---------- Raw data

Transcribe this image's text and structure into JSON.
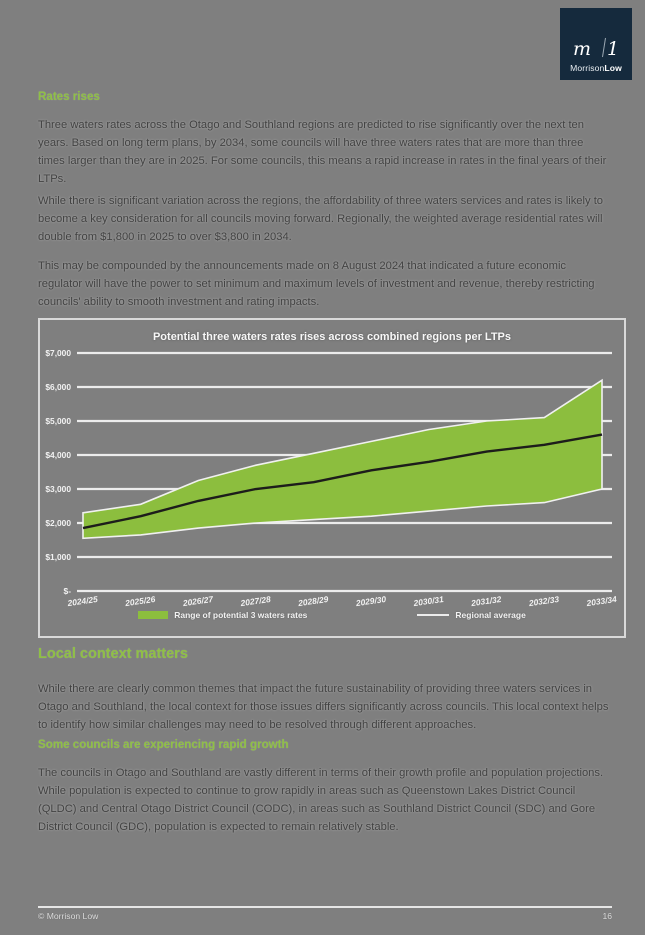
{
  "colors": {
    "page_background": "#7f7f7f",
    "heading_green": "#8fc045",
    "band_green": "#8cbe3e",
    "average_line_black": "#1d1d1b",
    "logo_navy": "#152a3d",
    "chart_text": "#f2f2f2"
  },
  "logo": {
    "name_regular": "Morrison",
    "name_bold": "Low"
  },
  "sections": {
    "rates_rises": {
      "heading": "Rates rises",
      "p1": "Three waters rates across the Otago and Southland regions are predicted to rise significantly over the next ten years. Based on long term plans, by 2034, some councils will have three waters rates that are more than three times larger than they are in 2025.  For some councils, this means a rapid increase in rates in the final years of their LTPs.",
      "p2": "While there is significant variation across the regions, the affordability of three waters services and rates is likely to become a key consideration for all councils moving forward.  Regionally, the weighted average residential rates will double from $1,800 in 2025 to over $3,800 in 2034.",
      "p3": "This may be compounded by the announcements made on 8 August 2024 that indicated a future economic regulator will have the power to set minimum and maximum levels of investment and revenue, thereby restricting councils' ability to smooth investment and rating impacts."
    },
    "local_context": {
      "heading": "Local context matters",
      "p1": "While there are clearly common themes that impact the future sustainability of providing three waters services in Otago and Southland, the local context for those issues differs significantly across councils.  This local context helps to identify how similar challenges may need to be resolved through different approaches."
    },
    "rapid_growth": {
      "heading": "Some councils are experiencing rapid growth",
      "p1": "The councils in Otago and Southland are vastly different in terms of their growth profile and population projections.  While population is expected to continue to grow rapidly in areas such as Queenstown Lakes District Council (QLDC) and Central Otago District Council (CODC), in areas such as Southland District Council (SDC) and Gore District Council (GDC), population is expected to remain relatively stable."
    }
  },
  "chart_data": {
    "type": "area",
    "title": "Potential three waters rates rises across combined regions per LTPs",
    "categories": [
      "2024/25",
      "2025/26",
      "2026/27",
      "2027/28",
      "2028/29",
      "2029/30",
      "2030/31",
      "2031/32",
      "2032/33",
      "2033/34"
    ],
    "series": [
      {
        "name": "Range of potential 3 waters rates",
        "kind": "band",
        "upper": [
          2300,
          2550,
          3250,
          3700,
          4050,
          4400,
          4750,
          5000,
          5100,
          6200
        ],
        "lower": [
          1550,
          1650,
          1850,
          2000,
          2100,
          2200,
          2350,
          2500,
          2600,
          3000
        ],
        "color": "#8cbe3e"
      },
      {
        "name": "Regional average",
        "kind": "line",
        "values": [
          1850,
          2200,
          2650,
          3000,
          3200,
          3550,
          3800,
          4100,
          4300,
          4600
        ],
        "color": "#1d1d1b"
      }
    ],
    "ylim": [
      0,
      7000
    ],
    "ytick_step": 1000,
    "ytick_labels": [
      "$-",
      "$1,000",
      "$2,000",
      "$3,000",
      "$4,000",
      "$5,000",
      "$6,000",
      "$7,000"
    ],
    "grid": true,
    "legend_position": "bottom"
  },
  "footer": {
    "copyright": "© Morrison Low",
    "page_number": "16"
  }
}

--------------------

■ **What is being asked**: The pictures should not be reproduced; quote all of the other material exactly.

■ **Solved problem**:
Transcribe this image's text and structure into JSON.
{
  "colors": {
    "page_background": "#7f7f7f",
    "heading_green": "#8fc045",
    "band_green": "#8cbe3e",
    "average_line_black": "#1d1d1b",
    "logo_navy": "#152a3d",
    "chart_text": "#f2f2f2"
  },
  "logo": {
    "name_regular": "Morrison",
    "name_bold": "Low"
  },
  "sections": {
    "rates_rises": {
      "heading": "Rates rises",
      "p1": "Three waters rates across the Otago and Southland regions are predicted to rise significantly over the next ten years. Based on long term plans, by 2034, some councils will have three waters rates that are more than three times larger than they are in 2025.  For some councils, this means a rapid increase in rates in the final years of their LTPs.",
      "p2": "While there is significant variation across the regions, the affordability of three waters services and rates is likely to become a key consideration for all councils moving forward.  Regionally, the weighted average residential rates will double from $1,800 in 2025 to over $3,800 in 2034.",
      "p3": "This may be compounded by the announcements made on 8 August 2024 that indicated a future economic regulator will have the power to set minimum and maximum levels of investment and revenue, thereby restricting councils' ability to smooth investment and rating impacts."
    },
    "local_context": {
      "heading": "Local context matters",
      "p1": "While there are clearly common themes that impact the future sustainability of providing three waters services in Otago and Southland, the local context for those issues differs significantly across councils.  This local context helps to identify how similar challenges may need to be resolved through different approaches."
    },
    "rapid_growth": {
      "heading": "Some councils are experiencing rapid growth",
      "p1": "The councils in Otago and Southland are vastly different in terms of their growth profile and population projections.  While population is expected to continue to grow rapidly in areas such as Queenstown Lakes District Council (QLDC) and Central Otago District Council (CODC), in areas such as Southland District Council (SDC) and Gore District Council (GDC), population is expected to remain relatively stable."
    }
  },
  "chart_data": {
    "type": "area",
    "title": "Potential three waters rates rises across combined regions per LTPs",
    "categories": [
      "2024/25",
      "2025/26",
      "2026/27",
      "2027/28",
      "2028/29",
      "2029/30",
      "2030/31",
      "2031/32",
      "2032/33",
      "2033/34"
    ],
    "series": [
      {
        "name": "Range of potential 3 waters rates",
        "kind": "band",
        "upper": [
          2300,
          2550,
          3250,
          3700,
          4050,
          4400,
          4750,
          5000,
          5100,
          6200
        ],
        "lower": [
          1550,
          1650,
          1850,
          2000,
          2100,
          2200,
          2350,
          2500,
          2600,
          3000
        ],
        "color": "#8cbe3e"
      },
      {
        "name": "Regional average",
        "kind": "line",
        "values": [
          1850,
          2200,
          2650,
          3000,
          3200,
          3550,
          3800,
          4100,
          4300,
          4600
        ],
        "color": "#1d1d1b"
      }
    ],
    "ylim": [
      0,
      7000
    ],
    "ytick_step": 1000,
    "ytick_labels": [
      "$-",
      "$1,000",
      "$2,000",
      "$3,000",
      "$4,000",
      "$5,000",
      "$6,000",
      "$7,000"
    ],
    "grid": true,
    "legend_position": "bottom"
  },
  "footer": {
    "copyright": "© Morrison Low",
    "page_number": "16"
  }
}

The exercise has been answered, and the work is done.